## RECORDS SHOWN

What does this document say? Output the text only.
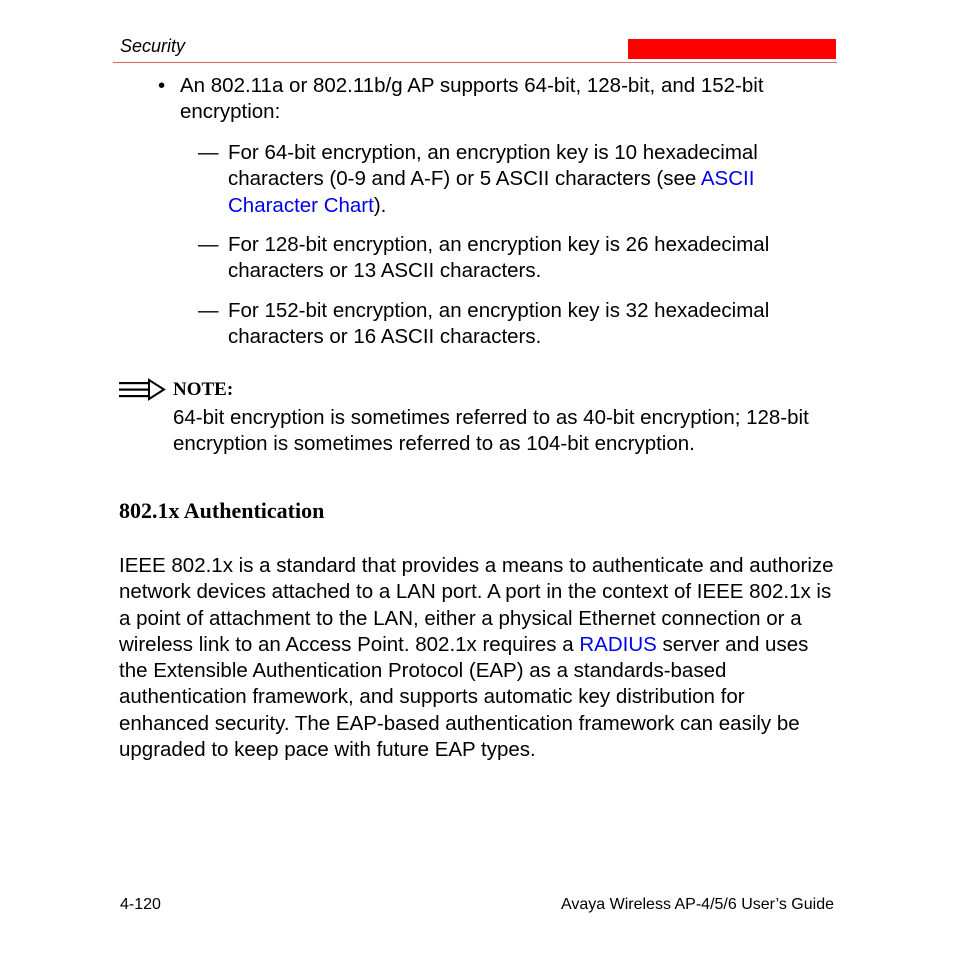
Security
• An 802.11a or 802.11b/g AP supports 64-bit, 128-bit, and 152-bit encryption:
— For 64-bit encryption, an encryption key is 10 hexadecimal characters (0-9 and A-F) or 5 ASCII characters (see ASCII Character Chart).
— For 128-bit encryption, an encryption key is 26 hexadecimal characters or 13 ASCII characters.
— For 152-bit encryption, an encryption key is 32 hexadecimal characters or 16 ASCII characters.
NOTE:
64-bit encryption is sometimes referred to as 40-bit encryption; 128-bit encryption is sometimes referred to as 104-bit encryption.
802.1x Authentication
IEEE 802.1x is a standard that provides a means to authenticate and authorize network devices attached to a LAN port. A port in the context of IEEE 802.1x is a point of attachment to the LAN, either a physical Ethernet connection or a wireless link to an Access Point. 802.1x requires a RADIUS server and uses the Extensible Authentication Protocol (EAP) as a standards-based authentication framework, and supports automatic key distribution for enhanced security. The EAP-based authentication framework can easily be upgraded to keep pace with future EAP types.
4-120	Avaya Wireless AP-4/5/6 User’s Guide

## SHORT TASK
Filter the records down to the lines that contain the string "hexadecimal", and copy those lines.

## RESPONSE TO THE EXERCISE
— For 64-bit encryption, an encryption key is 10 hexadecimal characters (0-9 and A-F) or 5 ASCII characters (see ASCII Character Chart).
— For 128-bit encryption, an encryption key is 26 hexadecimal characters or 13 ASCII characters.
— For 152-bit encryption, an encryption key is 32 hexadecimal characters or 16 ASCII characters.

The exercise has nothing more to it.